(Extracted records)
▽

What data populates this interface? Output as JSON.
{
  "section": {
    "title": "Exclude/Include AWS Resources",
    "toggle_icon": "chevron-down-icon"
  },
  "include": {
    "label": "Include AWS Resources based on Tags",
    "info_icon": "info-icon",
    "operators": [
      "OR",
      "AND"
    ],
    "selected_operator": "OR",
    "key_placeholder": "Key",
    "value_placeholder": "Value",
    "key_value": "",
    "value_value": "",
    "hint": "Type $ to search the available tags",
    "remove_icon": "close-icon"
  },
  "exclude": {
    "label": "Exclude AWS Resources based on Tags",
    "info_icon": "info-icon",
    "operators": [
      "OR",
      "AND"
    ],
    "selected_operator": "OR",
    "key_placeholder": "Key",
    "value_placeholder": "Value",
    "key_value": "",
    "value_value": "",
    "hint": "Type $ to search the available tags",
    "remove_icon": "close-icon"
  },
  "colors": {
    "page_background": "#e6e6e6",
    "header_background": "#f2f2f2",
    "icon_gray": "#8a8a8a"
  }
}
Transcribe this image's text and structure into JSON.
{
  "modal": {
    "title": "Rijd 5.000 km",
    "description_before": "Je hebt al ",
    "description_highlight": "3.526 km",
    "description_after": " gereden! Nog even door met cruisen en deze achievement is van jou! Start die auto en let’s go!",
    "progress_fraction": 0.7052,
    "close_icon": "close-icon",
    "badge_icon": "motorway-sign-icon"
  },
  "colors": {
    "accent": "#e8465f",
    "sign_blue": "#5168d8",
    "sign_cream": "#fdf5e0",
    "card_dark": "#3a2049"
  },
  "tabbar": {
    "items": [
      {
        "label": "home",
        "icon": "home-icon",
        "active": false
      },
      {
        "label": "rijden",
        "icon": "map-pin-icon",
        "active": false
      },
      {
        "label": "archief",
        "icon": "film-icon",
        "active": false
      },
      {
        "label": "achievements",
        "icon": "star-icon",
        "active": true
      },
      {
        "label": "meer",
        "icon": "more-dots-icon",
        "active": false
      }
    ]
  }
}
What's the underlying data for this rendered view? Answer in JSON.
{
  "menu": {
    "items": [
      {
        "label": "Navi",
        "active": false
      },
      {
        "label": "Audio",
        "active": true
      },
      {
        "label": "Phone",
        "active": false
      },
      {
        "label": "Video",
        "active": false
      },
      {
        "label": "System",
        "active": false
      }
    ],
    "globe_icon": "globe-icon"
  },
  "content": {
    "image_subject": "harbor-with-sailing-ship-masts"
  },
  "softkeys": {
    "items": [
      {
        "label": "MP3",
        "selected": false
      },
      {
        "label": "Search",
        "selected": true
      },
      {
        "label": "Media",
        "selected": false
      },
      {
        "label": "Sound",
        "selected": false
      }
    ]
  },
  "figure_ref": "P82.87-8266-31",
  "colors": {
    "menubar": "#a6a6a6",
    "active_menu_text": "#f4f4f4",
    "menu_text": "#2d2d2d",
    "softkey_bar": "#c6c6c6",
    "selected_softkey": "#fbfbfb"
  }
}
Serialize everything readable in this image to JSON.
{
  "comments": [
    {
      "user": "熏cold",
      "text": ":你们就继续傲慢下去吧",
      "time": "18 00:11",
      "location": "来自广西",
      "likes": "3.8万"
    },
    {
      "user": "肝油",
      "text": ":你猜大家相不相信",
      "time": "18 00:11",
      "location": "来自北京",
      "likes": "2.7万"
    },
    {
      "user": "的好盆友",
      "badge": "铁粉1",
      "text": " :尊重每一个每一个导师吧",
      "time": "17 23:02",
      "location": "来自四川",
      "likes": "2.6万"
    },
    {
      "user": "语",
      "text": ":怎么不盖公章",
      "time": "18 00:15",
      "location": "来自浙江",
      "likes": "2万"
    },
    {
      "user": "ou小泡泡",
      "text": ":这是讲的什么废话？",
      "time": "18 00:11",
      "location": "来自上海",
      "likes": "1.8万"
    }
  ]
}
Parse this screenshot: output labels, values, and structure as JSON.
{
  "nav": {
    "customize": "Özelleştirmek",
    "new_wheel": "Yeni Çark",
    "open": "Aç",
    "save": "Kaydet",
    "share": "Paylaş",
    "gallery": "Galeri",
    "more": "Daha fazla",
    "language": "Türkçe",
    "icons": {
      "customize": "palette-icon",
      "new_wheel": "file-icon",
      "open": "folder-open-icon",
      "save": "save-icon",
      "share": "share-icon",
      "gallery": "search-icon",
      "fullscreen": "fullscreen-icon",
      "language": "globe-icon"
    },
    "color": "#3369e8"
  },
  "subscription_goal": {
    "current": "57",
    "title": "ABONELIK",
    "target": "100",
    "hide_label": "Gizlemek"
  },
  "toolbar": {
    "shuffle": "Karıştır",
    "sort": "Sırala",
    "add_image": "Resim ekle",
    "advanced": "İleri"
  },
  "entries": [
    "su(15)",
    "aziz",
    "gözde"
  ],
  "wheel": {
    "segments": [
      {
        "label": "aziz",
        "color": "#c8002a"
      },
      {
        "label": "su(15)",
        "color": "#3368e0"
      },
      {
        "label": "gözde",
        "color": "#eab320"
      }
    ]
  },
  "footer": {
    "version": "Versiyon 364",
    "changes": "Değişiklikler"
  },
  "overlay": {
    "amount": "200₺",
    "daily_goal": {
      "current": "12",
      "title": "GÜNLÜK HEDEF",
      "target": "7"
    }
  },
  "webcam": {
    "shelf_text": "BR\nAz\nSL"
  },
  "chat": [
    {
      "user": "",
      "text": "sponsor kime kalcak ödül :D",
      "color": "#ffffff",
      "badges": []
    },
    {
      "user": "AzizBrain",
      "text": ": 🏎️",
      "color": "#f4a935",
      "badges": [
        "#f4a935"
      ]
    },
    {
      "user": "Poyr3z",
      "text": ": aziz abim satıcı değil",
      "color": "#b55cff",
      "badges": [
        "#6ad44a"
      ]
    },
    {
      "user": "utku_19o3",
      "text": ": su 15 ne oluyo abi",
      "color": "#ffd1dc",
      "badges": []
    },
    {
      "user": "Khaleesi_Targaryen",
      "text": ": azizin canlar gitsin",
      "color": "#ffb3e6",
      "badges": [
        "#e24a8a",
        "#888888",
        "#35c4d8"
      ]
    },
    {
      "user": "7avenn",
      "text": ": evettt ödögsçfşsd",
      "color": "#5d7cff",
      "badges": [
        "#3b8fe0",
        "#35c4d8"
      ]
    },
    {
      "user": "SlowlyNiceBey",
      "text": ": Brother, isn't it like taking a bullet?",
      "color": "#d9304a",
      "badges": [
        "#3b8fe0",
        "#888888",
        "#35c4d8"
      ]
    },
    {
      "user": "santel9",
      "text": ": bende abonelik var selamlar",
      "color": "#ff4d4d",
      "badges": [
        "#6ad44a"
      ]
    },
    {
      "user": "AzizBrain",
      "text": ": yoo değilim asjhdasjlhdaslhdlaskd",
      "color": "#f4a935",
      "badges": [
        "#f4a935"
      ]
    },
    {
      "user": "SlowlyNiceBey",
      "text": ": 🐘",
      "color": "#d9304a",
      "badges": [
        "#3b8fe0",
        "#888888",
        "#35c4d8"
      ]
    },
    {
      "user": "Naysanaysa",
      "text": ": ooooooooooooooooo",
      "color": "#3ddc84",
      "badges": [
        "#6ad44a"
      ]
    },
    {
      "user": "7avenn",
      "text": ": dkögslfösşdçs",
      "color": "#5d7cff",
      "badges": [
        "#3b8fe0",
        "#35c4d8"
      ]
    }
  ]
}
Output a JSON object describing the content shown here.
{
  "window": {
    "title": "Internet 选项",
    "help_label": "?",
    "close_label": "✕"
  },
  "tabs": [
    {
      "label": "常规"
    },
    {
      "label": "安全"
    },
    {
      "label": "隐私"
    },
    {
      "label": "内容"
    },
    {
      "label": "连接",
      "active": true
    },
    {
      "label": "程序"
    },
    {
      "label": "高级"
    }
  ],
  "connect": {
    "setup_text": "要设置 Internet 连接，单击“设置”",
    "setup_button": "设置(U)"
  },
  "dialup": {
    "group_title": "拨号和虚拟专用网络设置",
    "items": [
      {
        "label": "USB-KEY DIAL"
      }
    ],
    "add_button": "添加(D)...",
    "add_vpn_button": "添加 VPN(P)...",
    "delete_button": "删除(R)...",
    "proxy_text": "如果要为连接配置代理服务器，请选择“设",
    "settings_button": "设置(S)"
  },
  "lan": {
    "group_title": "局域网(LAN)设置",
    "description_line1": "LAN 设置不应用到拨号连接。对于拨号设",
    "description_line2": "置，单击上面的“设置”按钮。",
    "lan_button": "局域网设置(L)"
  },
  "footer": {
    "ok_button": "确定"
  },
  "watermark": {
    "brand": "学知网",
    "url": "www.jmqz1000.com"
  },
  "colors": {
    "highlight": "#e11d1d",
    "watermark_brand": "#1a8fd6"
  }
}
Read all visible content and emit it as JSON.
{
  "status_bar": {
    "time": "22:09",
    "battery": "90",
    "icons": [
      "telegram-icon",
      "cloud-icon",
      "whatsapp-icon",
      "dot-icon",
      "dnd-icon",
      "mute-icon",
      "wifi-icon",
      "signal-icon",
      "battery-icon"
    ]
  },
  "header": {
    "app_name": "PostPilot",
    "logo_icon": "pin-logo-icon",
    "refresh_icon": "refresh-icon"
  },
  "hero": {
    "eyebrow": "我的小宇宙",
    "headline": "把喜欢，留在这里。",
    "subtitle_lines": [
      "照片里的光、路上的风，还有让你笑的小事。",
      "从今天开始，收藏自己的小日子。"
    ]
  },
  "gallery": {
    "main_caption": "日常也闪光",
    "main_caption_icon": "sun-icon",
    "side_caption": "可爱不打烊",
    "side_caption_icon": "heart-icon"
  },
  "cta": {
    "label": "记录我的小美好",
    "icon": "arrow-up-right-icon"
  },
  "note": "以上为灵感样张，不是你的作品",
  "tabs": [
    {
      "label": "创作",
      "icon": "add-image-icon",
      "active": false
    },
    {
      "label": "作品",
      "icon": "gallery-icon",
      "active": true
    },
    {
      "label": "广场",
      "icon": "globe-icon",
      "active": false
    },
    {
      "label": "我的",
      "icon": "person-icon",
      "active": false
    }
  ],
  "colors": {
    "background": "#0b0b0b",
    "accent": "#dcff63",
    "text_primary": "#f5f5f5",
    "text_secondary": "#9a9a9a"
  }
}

△

## YOUR GOAL:
Return, word for word, every line from the line with "Read all visible content and emit it as JSON." to the final line of the data.

## RESPONSE TO THE EXERCISE:
Read all visible content and emit it as JSON.
{
  "status_bar": {
    "time": "22:09",
    "battery": "90",
    "icons": [
      "telegram-icon",
      "cloud-icon",
      "whatsapp-icon",
      "dot-icon",
      "dnd-icon",
      "mute-icon",
      "wifi-icon",
      "signal-icon",
      "battery-icon"
    ]
  },
  "header": {
    "app_name": "PostPilot",
    "logo_icon": "pin-logo-icon",
    "refresh_icon": "refresh-icon"
  },
  "hero": {
    "eyebrow": "我的小宇宙",
    "headline": "把喜欢，留在这里。",
    "subtitle_lines": [
      "照片里的光、路上的风，还有让你笑的小事。",
      "从今天开始，收藏自己的小日子。"
    ]
  },
  "gallery": {
    "main_caption": "日常也闪光",
    "main_caption_icon": "sun-icon",
    "side_caption": "可爱不打烊",
    "side_caption_icon": "heart-icon"
  },
  "cta": {
    "label": "记录我的小美好",
    "icon": "arrow-up-right-icon"
  },
  "note": "以上为灵感样张，不是你的作品",
  "tabs": [
    {
      "label": "创作",
      "icon": "add-image-icon",
      "active": false
    },
    {
      "label": "作品",
      "icon": "gallery-icon",
      "active": true
    },
    {
      "label": "广场",
      "icon": "globe-icon",
      "active": false
    },
    {
      "label": "我的",
      "icon": "person-icon",
      "active": false
    }
  ],
  "colors": {
    "background": "#0b0b0b",
    "accent": "#dcff63",
    "text_primary": "#f5f5f5",
    "text_secondary": "#9a9a9a"
  }
}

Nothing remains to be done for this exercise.